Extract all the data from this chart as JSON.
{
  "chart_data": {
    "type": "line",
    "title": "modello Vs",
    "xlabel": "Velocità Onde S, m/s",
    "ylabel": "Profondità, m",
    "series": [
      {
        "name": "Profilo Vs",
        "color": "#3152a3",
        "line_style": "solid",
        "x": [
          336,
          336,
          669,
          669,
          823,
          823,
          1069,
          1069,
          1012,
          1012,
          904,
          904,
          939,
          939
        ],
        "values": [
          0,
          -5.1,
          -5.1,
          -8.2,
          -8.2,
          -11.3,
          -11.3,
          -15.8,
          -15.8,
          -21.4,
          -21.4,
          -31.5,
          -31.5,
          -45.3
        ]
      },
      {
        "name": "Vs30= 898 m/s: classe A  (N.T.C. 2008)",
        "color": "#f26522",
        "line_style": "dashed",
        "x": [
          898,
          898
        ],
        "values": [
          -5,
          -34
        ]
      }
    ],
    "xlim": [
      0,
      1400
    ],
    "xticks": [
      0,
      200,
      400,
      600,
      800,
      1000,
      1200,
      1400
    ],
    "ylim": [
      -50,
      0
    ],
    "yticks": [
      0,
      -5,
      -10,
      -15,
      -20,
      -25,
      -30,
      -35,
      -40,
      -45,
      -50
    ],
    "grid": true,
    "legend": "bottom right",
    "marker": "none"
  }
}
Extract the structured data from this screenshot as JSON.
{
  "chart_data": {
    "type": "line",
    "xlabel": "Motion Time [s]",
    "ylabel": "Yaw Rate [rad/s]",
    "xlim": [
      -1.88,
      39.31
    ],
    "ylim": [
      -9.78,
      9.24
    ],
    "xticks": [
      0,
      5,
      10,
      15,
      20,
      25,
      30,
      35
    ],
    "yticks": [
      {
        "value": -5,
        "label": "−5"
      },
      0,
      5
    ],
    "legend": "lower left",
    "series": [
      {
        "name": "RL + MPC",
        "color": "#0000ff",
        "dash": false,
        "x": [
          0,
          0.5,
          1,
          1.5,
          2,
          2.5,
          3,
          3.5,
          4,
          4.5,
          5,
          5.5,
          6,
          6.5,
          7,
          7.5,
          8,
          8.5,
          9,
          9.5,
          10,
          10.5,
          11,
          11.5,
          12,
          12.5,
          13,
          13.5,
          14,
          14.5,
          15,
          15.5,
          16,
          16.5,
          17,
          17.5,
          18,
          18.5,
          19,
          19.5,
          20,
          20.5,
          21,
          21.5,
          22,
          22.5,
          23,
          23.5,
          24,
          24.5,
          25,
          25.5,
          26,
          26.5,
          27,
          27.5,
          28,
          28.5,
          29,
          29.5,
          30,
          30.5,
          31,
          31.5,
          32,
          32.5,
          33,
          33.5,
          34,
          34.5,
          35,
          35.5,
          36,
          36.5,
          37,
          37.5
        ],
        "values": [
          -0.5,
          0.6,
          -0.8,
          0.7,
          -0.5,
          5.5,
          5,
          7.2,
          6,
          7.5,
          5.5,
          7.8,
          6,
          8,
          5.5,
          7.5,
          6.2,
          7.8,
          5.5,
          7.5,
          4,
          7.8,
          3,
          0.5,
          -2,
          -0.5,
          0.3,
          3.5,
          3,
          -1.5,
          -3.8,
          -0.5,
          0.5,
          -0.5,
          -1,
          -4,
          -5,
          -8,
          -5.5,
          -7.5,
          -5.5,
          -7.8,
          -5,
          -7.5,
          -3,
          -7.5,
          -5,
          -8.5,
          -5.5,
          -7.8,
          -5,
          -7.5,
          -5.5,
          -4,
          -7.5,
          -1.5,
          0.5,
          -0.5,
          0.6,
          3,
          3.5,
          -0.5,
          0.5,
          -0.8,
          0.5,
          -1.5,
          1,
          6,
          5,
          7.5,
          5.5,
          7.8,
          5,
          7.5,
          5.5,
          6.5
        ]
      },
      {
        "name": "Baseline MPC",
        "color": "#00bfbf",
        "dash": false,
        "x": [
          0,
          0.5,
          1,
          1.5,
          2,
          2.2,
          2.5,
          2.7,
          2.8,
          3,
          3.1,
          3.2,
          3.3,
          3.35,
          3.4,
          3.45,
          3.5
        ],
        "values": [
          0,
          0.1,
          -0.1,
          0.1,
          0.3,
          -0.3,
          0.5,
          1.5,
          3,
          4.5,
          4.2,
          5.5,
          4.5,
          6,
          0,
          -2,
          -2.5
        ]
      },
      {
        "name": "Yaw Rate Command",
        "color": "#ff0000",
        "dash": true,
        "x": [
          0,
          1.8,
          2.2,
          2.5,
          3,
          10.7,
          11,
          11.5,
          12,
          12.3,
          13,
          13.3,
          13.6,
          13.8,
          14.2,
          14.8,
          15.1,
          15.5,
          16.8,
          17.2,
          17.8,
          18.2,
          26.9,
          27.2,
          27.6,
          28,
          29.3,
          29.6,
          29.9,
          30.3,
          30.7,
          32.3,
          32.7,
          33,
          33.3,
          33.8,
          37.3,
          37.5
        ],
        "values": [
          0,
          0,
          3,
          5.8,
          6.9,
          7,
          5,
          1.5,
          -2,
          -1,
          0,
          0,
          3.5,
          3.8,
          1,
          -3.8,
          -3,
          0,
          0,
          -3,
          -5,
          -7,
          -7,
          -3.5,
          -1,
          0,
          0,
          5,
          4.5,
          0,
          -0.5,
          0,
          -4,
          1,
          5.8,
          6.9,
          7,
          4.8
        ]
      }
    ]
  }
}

------------------------------------

> [STATED PROBLEM]:
Your task is to repeat every entry exactly.

> [ANSWER TO THIS TASK]:
Extract all the data from this chart as JSON.
{
  "chart_data": {
    "type": "line",
    "title": "modello Vs",
    "xlabel": "Velocità Onde S, m/s",
    "ylabel": "Profondità, m",
    "series": [
      {
        "name": "Profilo Vs",
        "color": "#3152a3",
        "line_style": "solid",
        "x": [
          336,
          336,
          669,
          669,
          823,
          823,
          1069,
          1069,
          1012,
          1012,
          904,
          904,
          939,
          939
        ],
        "values": [
          0,
          -5.1,
          -5.1,
          -8.2,
          -8.2,
          -11.3,
          -11.3,
          -15.8,
          -15.8,
          -21.4,
          -21.4,
          -31.5,
          -31.5,
          -45.3
        ]
      },
      {
        "name": "Vs30= 898 m/s: classe A  (N.T.C. 2008)",
        "color": "#f26522",
        "line_style": "dashed",
        "x": [
          898,
          898
        ],
        "values": [
          -5,
          -34
        ]
      }
    ],
    "xlim": [
      0,
      1400
    ],
    "xticks": [
      0,
      200,
      400,
      600,
      800,
      1000,
      1200,
      1400
    ],
    "ylim": [
      -50,
      0
    ],
    "yticks": [
      0,
      -5,
      -10,
      -15,
      -20,
      -25,
      -30,
      -35,
      -40,
      -45,
      -50
    ],
    "grid": true,
    "legend": "bottom right",
    "marker": "none"
  }
}
Extract the structured data from this screenshot as JSON.
{
  "chart_data": {
    "type": "line",
    "xlabel": "Motion Time [s]",
    "ylabel": "Yaw Rate [rad/s]",
    "xlim": [
      -1.88,
      39.31
    ],
    "ylim": [
      -9.78,
      9.24
    ],
    "xticks": [
      0,
      5,
      10,
      15,
      20,
      25,
      30,
      35
    ],
    "yticks": [
      {
        "value": -5,
        "label": "−5"
      },
      0,
      5
    ],
    "legend": "lower left",
    "series": [
      {
        "name": "RL + MPC",
        "color": "#0000ff",
        "dash": false,
        "x": [
          0,
          0.5,
          1,
          1.5,
          2,
          2.5,
          3,
          3.5,
          4,
          4.5,
          5,
          5.5,
          6,
          6.5,
          7,
          7.5,
          8,
          8.5,
          9,
          9.5,
          10,
          10.5,
          11,
          11.5,
          12,
          12.5,
          13,
          13.5,
          14,
          14.5,
          15,
          15.5,
          16,
          16.5,
          17,
          17.5,
          18,
          18.5,
          19,
          19.5,
          20,
          20.5,
          21,
          21.5,
          22,
          22.5,
          23,
          23.5,
          24,
          24.5,
          25,
          25.5,
          26,
          26.5,
          27,
          27.5,
          28,
          28.5,
          29,
          29.5,
          30,
          30.5,
          31,
          31.5,
          32,
          32.5,
          33,
          33.5,
          34,
          34.5,
          35,
          35.5,
          36,
          36.5,
          37,
          37.5
        ],
        "values": [
          -0.5,
          0.6,
          -0.8,
          0.7,
          -0.5,
          5.5,
          5,
          7.2,
          6,
          7.5,
          5.5,
          7.8,
          6,
          8,
          5.5,
          7.5,
          6.2,
          7.8,
          5.5,
          7.5,
          4,
          7.8,
          3,
          0.5,
          -2,
          -0.5,
          0.3,
          3.5,
          3,
          -1.5,
          -3.8,
          -0.5,
          0.5,
          -0.5,
          -1,
          -4,
          -5,
          -8,
          -5.5,
          -7.5,
          -5.5,
          -7.8,
          -5,
          -7.5,
          -3,
          -7.5,
          -5,
          -8.5,
          -5.5,
          -7.8,
          -5,
          -7.5,
          -5.5,
          -4,
          -7.5,
          -1.5,
          0.5,
          -0.5,
          0.6,
          3,
          3.5,
          -0.5,
          0.5,
          -0.8,
          0.5,
          -1.5,
          1,
          6,
          5,
          7.5,
          5.5,
          7.8,
          5,
          7.5,
          5.5,
          6.5
        ]
      },
      {
        "name": "Baseline MPC",
        "color": "#00bfbf",
        "dash": false,
        "x": [
          0,
          0.5,
          1,
          1.5,
          2,
          2.2,
          2.5,
          2.7,
          2.8,
          3,
          3.1,
          3.2,
          3.3,
          3.35,
          3.4,
          3.45,
          3.5
        ],
        "values": [
          0,
          0.1,
          -0.1,
          0.1,
          0.3,
          -0.3,
          0.5,
          1.5,
          3,
          4.5,
          4.2,
          5.5,
          4.5,
          6,
          0,
          -2,
          -2.5
        ]
      },
      {
        "name": "Yaw Rate Command",
        "color": "#ff0000",
        "dash": true,
        "x": [
          0,
          1.8,
          2.2,
          2.5,
          3,
          10.7,
          11,
          11.5,
          12,
          12.3,
          13,
          13.3,
          13.6,
          13.8,
          14.2,
          14.8,
          15.1,
          15.5,
          16.8,
          17.2,
          17.8,
          18.2,
          26.9,
          27.2,
          27.6,
          28,
          29.3,
          29.6,
          29.9,
          30.3,
          30.7,
          32.3,
          32.7,
          33,
          33.3,
          33.8,
          37.3,
          37.5
        ],
        "values": [
          0,
          0,
          3,
          5.8,
          6.9,
          7,
          5,
          1.5,
          -2,
          -1,
          0,
          0,
          3.5,
          3.8,
          1,
          -3.8,
          -3,
          0,
          0,
          -3,
          -5,
          -7,
          -7,
          -3.5,
          -1,
          0,
          0,
          5,
          4.5,
          0,
          -0.5,
          0,
          -4,
          1,
          5.8,
          6.9,
          7,
          4.8
        ]
      }
    ]
  }
}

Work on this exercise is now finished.